## Exercise brief
Restate each line word for word. Leave out every picture.

------

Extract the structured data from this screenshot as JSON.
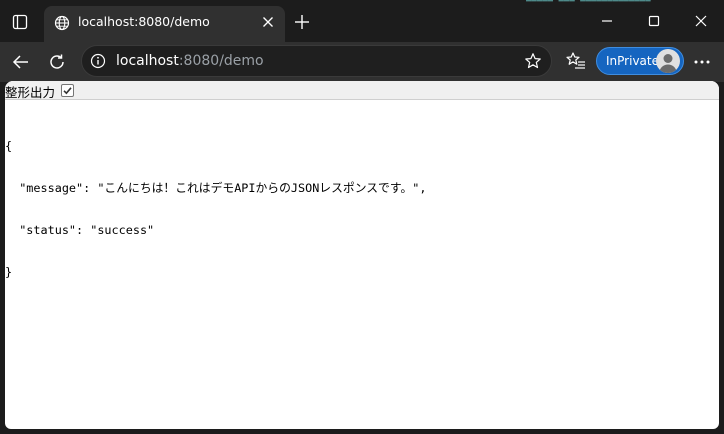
{
  "browser": {
    "tab": {
      "title": "localhost:8080/demo"
    },
    "address": {
      "host": "localhost",
      "rest": ":8080/demo"
    },
    "inprivate_label": "InPrivate",
    "accent": "#1565c0",
    "icons": [
      "tab-actions-icon",
      "globe-icon",
      "close-tab-icon",
      "new-tab-icon",
      "minimize-icon",
      "maximize-icon",
      "close-window-icon",
      "back-icon",
      "refresh-icon",
      "info-icon",
      "star-icon",
      "favorites-icon",
      "avatar",
      "more-icon"
    ]
  },
  "page": {
    "pretty_print_label": "整形出力",
    "pretty_print_checked": true,
    "json_lines": [
      "{",
      "  \"message\": \"こんにちは！これはデモAPIからのJSONレスポンスです。\",",
      "  \"status\": \"success\"",
      "}"
    ]
  }
}
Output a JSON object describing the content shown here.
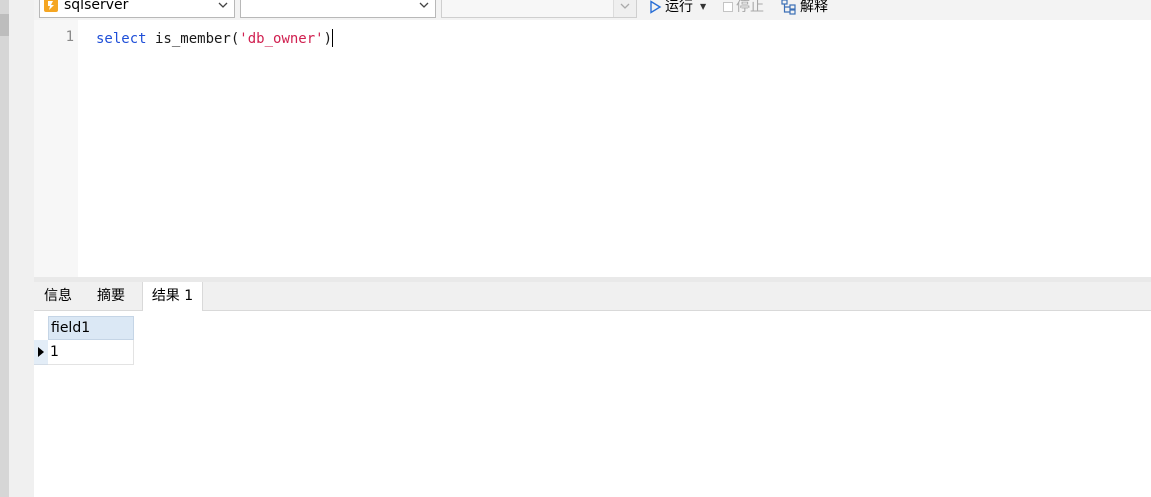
{
  "toolbar": {
    "connection": {
      "value": "sqlserver",
      "icon": "database-icon"
    },
    "database": {
      "value": ""
    },
    "schema": {
      "value": ""
    },
    "run_label": "运行",
    "stop_label": "停止",
    "explain_label": "解释"
  },
  "editor": {
    "lines": [
      {
        "number": "1",
        "keyword": "select",
        "func": " is_member(",
        "string": "'db_owner'",
        "tail": ")"
      }
    ]
  },
  "result_tabs": [
    {
      "label": "信息"
    },
    {
      "label": "摘要"
    },
    {
      "label": "结果 1",
      "active": true
    }
  ],
  "grid": {
    "columns": [
      "field1"
    ],
    "rows": [
      [
        "1"
      ]
    ]
  },
  "colors": {
    "keyword": "#1f4fd8",
    "string": "#d02050",
    "header_bg": "#dbe8f5"
  }
}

------

## Written solution
Extract the structured data from this screenshot as JSON.
{
  "browser": {
    "tab": {
      "title": "localhost:8080/demo"
    },
    "address": {
      "host": "localhost",
      "rest": ":8080/demo"
    },
    "inprivate_label": "InPrivate",
    "accent": "#1565c0",
    "icons": [
      "tab-actions-icon",
      "globe-icon",
      "close-tab-icon",
      "new-tab-icon",
      "minimize-icon",
      "maximize-icon",
      "close-window-icon",
      "back-icon",
      "refresh-icon",
      "info-icon",
      "star-icon",
      "favorites-icon",
      "avatar",
      "more-icon"
    ]
  },
  "page": {
    "pretty_print_label": "整形出力",
    "pretty_print_checked": true,
    "json_lines": [
      "{",
      "  \"message\": \"こんにちは！これはデモAPIからのJSONレスポンスです。\",",
      "  \"status\": \"success\"",
      "}"
    ]
  }
}
Output a JSON object describing the content shown here.
{
  "toolbar": {
    "connection": {
      "value": "sqlserver",
      "icon": "database-icon"
    },
    "database": {
      "value": ""
    },
    "schema": {
      "value": ""
    },
    "run_label": "运行",
    "stop_label": "停止",
    "explain_label": "解释"
  },
  "editor": {
    "lines": [
      {
        "number": "1",
        "keyword": "select",
        "func": " is_member(",
        "string": "'db_owner'",
        "tail": ")"
      }
    ]
  },
  "result_tabs": [
    {
      "label": "信息"
    },
    {
      "label": "摘要"
    },
    {
      "label": "结果 1",
      "active": true
    }
  ],
  "grid": {
    "columns": [
      "field1"
    ],
    "rows": [
      [
        "1"
      ]
    ]
  },
  "colors": {
    "keyword": "#1f4fd8",
    "string": "#d02050",
    "header_bg": "#dbe8f5"
  }
}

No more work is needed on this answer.